• [Written request]: Present each line of the entries below that holds the word "Depth".

• [Listing]:
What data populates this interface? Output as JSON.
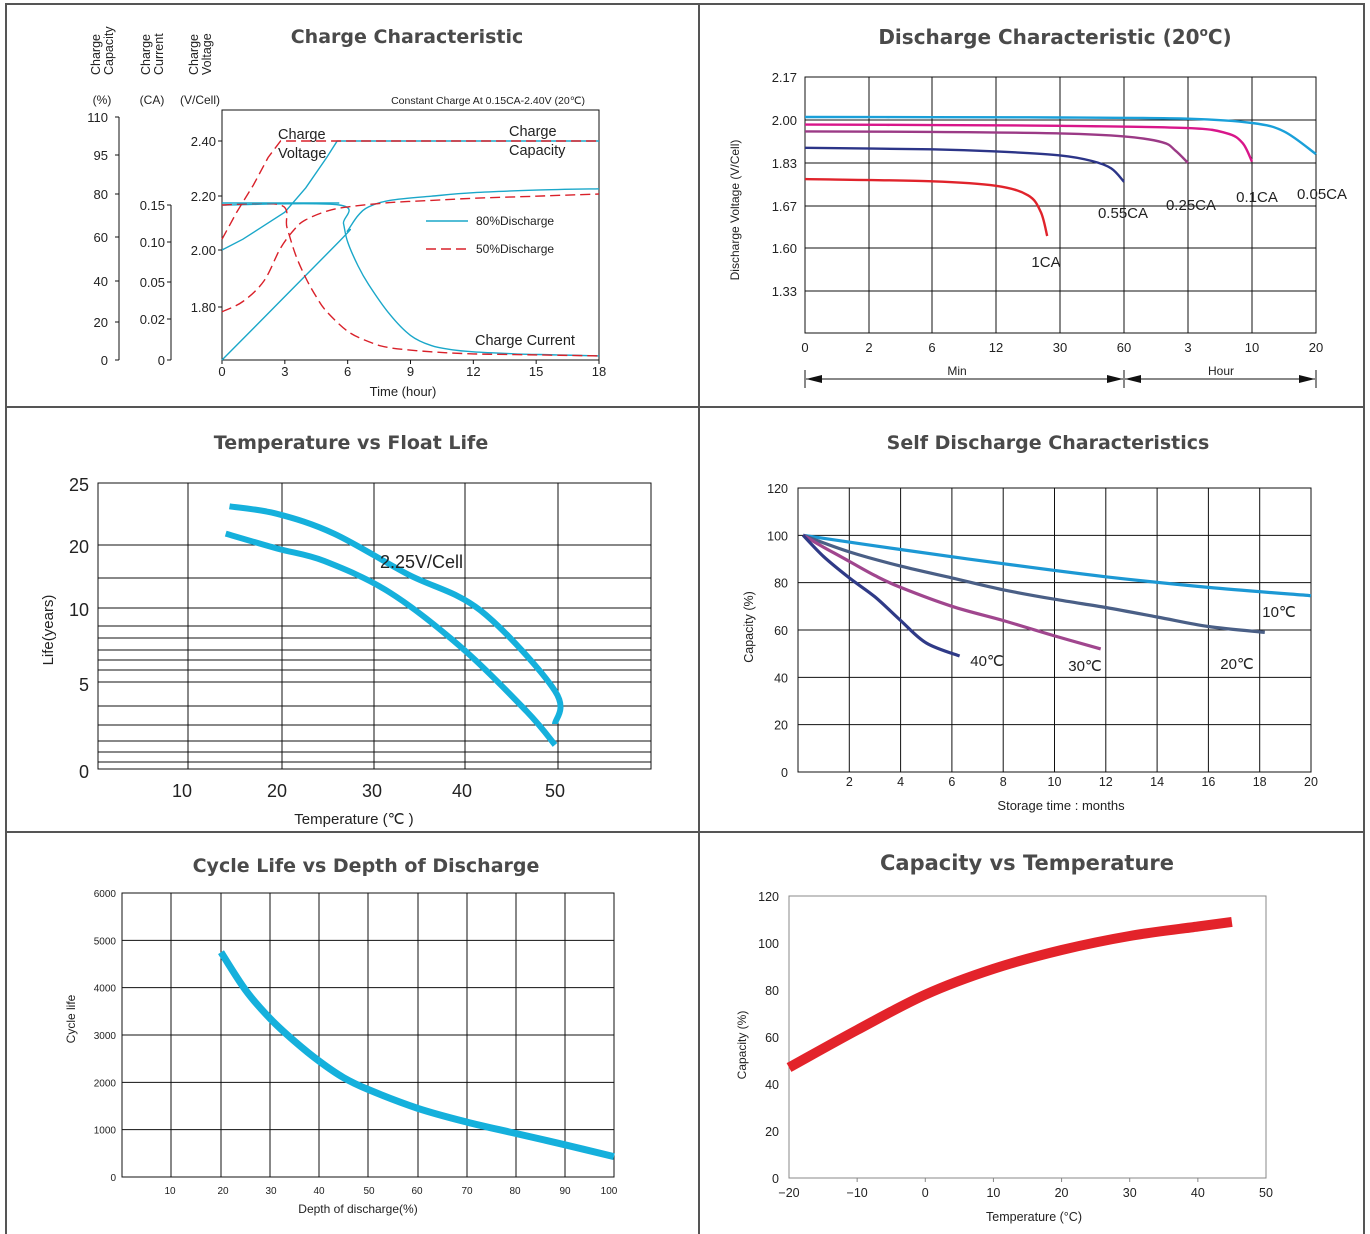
{
  "chart_data": [
    {
      "id": "charge",
      "type": "line",
      "title": "Charge Characteristic",
      "xlabel": "Time (hour)",
      "x_ticks": [
        "0",
        "3",
        "6",
        "9",
        "12",
        "15",
        "18"
      ],
      "xlim": [
        0,
        18
      ],
      "axes": [
        {
          "name": "Charge Capacity",
          "unit": "(%)",
          "ticks": [
            "110",
            "95",
            "80",
            "60",
            "40",
            "20",
            "0"
          ]
        },
        {
          "name": "Charge Current",
          "unit": "(CA)",
          "ticks": [
            "0.15",
            "0.10",
            "0.05",
            "0.02",
            "0"
          ]
        },
        {
          "name": "Charge Voltage",
          "unit": "(V/Cell)",
          "ticks": [
            "2.40",
            "2.20",
            "2.00",
            "1.80"
          ]
        }
      ],
      "note": "Constant Charge At 0.15CA-2.40V  (20℃)",
      "annotations": [
        "Charge Voltage",
        "Charge Capacity",
        "Charge Current"
      ],
      "legend": [
        {
          "name": "80%Discharge",
          "color": "#1aa7c9",
          "style": "solid"
        },
        {
          "name": "50%Discharge",
          "color": "#d9212a",
          "style": "dashed"
        }
      ],
      "legend_position": "middle-right",
      "grid": false,
      "series": [
        {
          "name": "80%Discharge",
          "kind": "voltage",
          "axis": "voltage",
          "x": [
            0,
            1,
            2,
            3,
            4,
            5,
            5.5,
            18
          ],
          "y": [
            2.0,
            2.04,
            2.09,
            2.14,
            2.23,
            2.34,
            2.4,
            2.4
          ]
        },
        {
          "name": "80%Discharge",
          "kind": "current",
          "axis": "current",
          "x": [
            0,
            5.6,
            5.8,
            6,
            6.5,
            7,
            8,
            9,
            10,
            11,
            12,
            14,
            16,
            18
          ],
          "y": [
            0.15,
            0.15,
            0.125,
            0.1,
            0.07,
            0.048,
            0.024,
            0.012,
            0.007,
            0.005,
            0.004,
            0.003,
            0.0025,
            0.002
          ]
        },
        {
          "name": "80%Discharge",
          "kind": "capacity",
          "axis": "capacity",
          "x": [
            0,
            5.6,
            6,
            6.5,
            7,
            8,
            10,
            12,
            15,
            18
          ],
          "y": [
            0,
            58,
            63,
            70,
            74,
            77,
            79,
            80.5,
            81.5,
            82
          ]
        },
        {
          "name": "50%Discharge",
          "kind": "voltage",
          "axis": "voltage",
          "x": [
            0,
            0.7,
            1.5,
            2.2,
            2.8,
            18
          ],
          "y": [
            2.04,
            2.14,
            2.24,
            2.34,
            2.4,
            2.4
          ]
        },
        {
          "name": "50%Discharge",
          "kind": "current",
          "axis": "current",
          "x": [
            0,
            2.8,
            3.1,
            3.5,
            4,
            4.5,
            5,
            6,
            7,
            8,
            10,
            12,
            15,
            18
          ],
          "y": [
            0.15,
            0.15,
            0.12,
            0.085,
            0.055,
            0.038,
            0.026,
            0.014,
            0.009,
            0.006,
            0.004,
            0.003,
            0.0025,
            0.002
          ]
        },
        {
          "name": "50%Discharge",
          "kind": "capacity",
          "axis": "capacity",
          "x": [
            0,
            1,
            2,
            2.8,
            3.5,
            4,
            5,
            6,
            8,
            10,
            12,
            15,
            18
          ],
          "y": [
            25,
            30,
            40,
            55,
            64,
            68,
            72,
            74,
            76,
            77,
            78,
            79,
            80
          ]
        }
      ]
    },
    {
      "id": "discharge",
      "type": "line",
      "title": "Discharge Characteristic (20°C)",
      "title_main": "Discharge Characteristic (20",
      "title_degree": "o",
      "title_end": "C)",
      "ylabel": "Discharge Voltage (V/Cell)",
      "y_ticks": [
        "2.17",
        "2.00",
        "1.83",
        "1.67",
        "1.60",
        "1.33"
      ],
      "x_ticks": [
        "0",
        "2",
        "6",
        "12",
        "30",
        "60",
        "3",
        "10",
        "20"
      ],
      "x_groups": [
        "Min",
        "Hour"
      ],
      "grid": true,
      "series": [
        {
          "name": "1CA",
          "color": "#e0232b",
          "x": [
            0,
            2,
            3,
            3.5,
            3.7,
            3.8
          ],
          "y": [
            1.77,
            1.762,
            1.745,
            1.71,
            1.66,
            1.62
          ]
        },
        {
          "name": "0.55CA",
          "color": "#2c3588",
          "x": [
            0,
            2,
            3,
            4,
            4.5,
            4.8,
            5
          ],
          "y": [
            1.89,
            1.884,
            1.876,
            1.86,
            1.838,
            1.81,
            1.76
          ]
        },
        {
          "name": "0.25CA",
          "color": "#9b3a86",
          "x": [
            0,
            2,
            4,
            5,
            5.6,
            5.8,
            6
          ],
          "y": [
            1.955,
            1.953,
            1.947,
            1.935,
            1.912,
            1.88,
            1.83
          ]
        },
        {
          "name": "0.1CA",
          "color": "#d8168a",
          "x": [
            0,
            2,
            4,
            6,
            6.6,
            6.85,
            7
          ],
          "y": [
            1.982,
            1.98,
            1.977,
            1.968,
            1.948,
            1.91,
            1.835
          ]
        },
        {
          "name": "0.05CA",
          "color": "#1aa0d9",
          "x": [
            0,
            2,
            4,
            6,
            7,
            7.5,
            8
          ],
          "y": [
            2.012,
            2.011,
            2.01,
            2.005,
            1.988,
            1.955,
            1.865
          ]
        }
      ]
    },
    {
      "id": "float",
      "type": "line",
      "title": "Temperature vs Float Life",
      "xlabel": "Temperature (℃ )",
      "ylabel": "Life(years)",
      "x_ticks": [
        "10",
        "20",
        "30",
        "40",
        "50"
      ],
      "y_ticks": [
        "25",
        "20",
        "10",
        "5",
        "0"
      ],
      "annotation": "2.25V/Cell",
      "grid": true,
      "series": [
        {
          "name": "upper",
          "color": "#15b0dc",
          "x": [
            15,
            20,
            26,
            34,
            42,
            50,
            53.5
          ],
          "y": [
            23.2,
            22.6,
            21.0,
            15.5,
            9.9,
            4.6,
            2.7
          ]
        },
        {
          "name": "lower",
          "color": "#15b0dc",
          "x": [
            14.6,
            20,
            25,
            32,
            40,
            47,
            51
          ],
          "y": [
            21.0,
            19.6,
            17.6,
            12.6,
            7.4,
            3.4,
            1.5
          ]
        }
      ]
    },
    {
      "id": "self",
      "type": "line",
      "title": "Self Discharge Characteristics",
      "xlabel": "Storage time : months",
      "ylabel": "Capacity (%)",
      "x_ticks": [
        "2",
        "4",
        "6",
        "8",
        "10",
        "12",
        "14",
        "16",
        "18",
        "20"
      ],
      "y_ticks": [
        "120",
        "100",
        "80",
        "60",
        "40",
        "20",
        "0"
      ],
      "xlim": [
        0,
        20
      ],
      "ylim": [
        0,
        120
      ],
      "grid": true,
      "series": [
        {
          "name": "10℃",
          "color": "#1c98d4",
          "x": [
            0.2,
            4,
            8,
            12,
            16,
            20
          ],
          "y": [
            100,
            94,
            88,
            82.5,
            78,
            74.5
          ]
        },
        {
          "name": "20℃",
          "color": "#4a5f86",
          "x": [
            0.2,
            2,
            4,
            6,
            8,
            10,
            12,
            14,
            16,
            18.2
          ],
          "y": [
            100,
            93,
            87,
            82,
            77,
            73,
            69.5,
            65.5,
            61.5,
            59
          ]
        },
        {
          "name": "30℃",
          "color": "#a0468e",
          "x": [
            0.2,
            1,
            2,
            3,
            4,
            6,
            8,
            10,
            11.8
          ],
          "y": [
            100,
            95,
            89,
            83,
            78,
            70,
            64,
            57.5,
            52
          ]
        },
        {
          "name": "40℃",
          "color": "#2f3a87",
          "x": [
            0.2,
            1,
            2,
            3,
            4,
            5,
            6.3
          ],
          "y": [
            100,
            91,
            82,
            74,
            64,
            54.5,
            49
          ]
        }
      ]
    },
    {
      "id": "cycle",
      "type": "line",
      "title": "Cycle Life vs Depth of Discharge",
      "xlabel": "Depth of discharge(%)",
      "ylabel": "Cycle life",
      "x_ticks": [
        "10",
        "20",
        "30",
        "40",
        "50",
        "60",
        "70",
        "80",
        "90",
        "100"
      ],
      "y_ticks": [
        "6000",
        "5000",
        "4000",
        "3000",
        "2000",
        "1000",
        "0"
      ],
      "xlim": [
        0,
        100
      ],
      "ylim": [
        0,
        6000
      ],
      "grid": true,
      "series": [
        {
          "name": "cycle",
          "color": "#15b0dc",
          "x": [
            20,
            25,
            30,
            35,
            40,
            45,
            50,
            60,
            70,
            80,
            90,
            100
          ],
          "y": [
            4750,
            3950,
            3350,
            2870,
            2450,
            2100,
            1850,
            1450,
            1160,
            920,
            680,
            430
          ]
        }
      ]
    },
    {
      "id": "captemp",
      "type": "line",
      "title": "Capacity vs Temperature",
      "xlabel": "Temperature (°C)",
      "ylabel": "Capacity (%)",
      "x_ticks": [
        "−20",
        "−10",
        "0",
        "10",
        "20",
        "30",
        "40",
        "50"
      ],
      "y_ticks": [
        "120",
        "100",
        "80",
        "60",
        "40",
        "20",
        "0"
      ],
      "xlim": [
        -20,
        50
      ],
      "ylim": [
        0,
        120
      ],
      "grid": false,
      "series": [
        {
          "name": "capacity",
          "color": "#e3232a",
          "x": [
            -20,
            -10,
            0,
            10,
            20,
            30,
            40,
            45
          ],
          "y": [
            47,
            63,
            78,
            89,
            97,
            103,
            107,
            109
          ]
        }
      ]
    }
  ]
}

• [Problem solution]:
      "title": "Cycle Life vs Depth of Discharge",
      "xlabel": "Depth of discharge(%)",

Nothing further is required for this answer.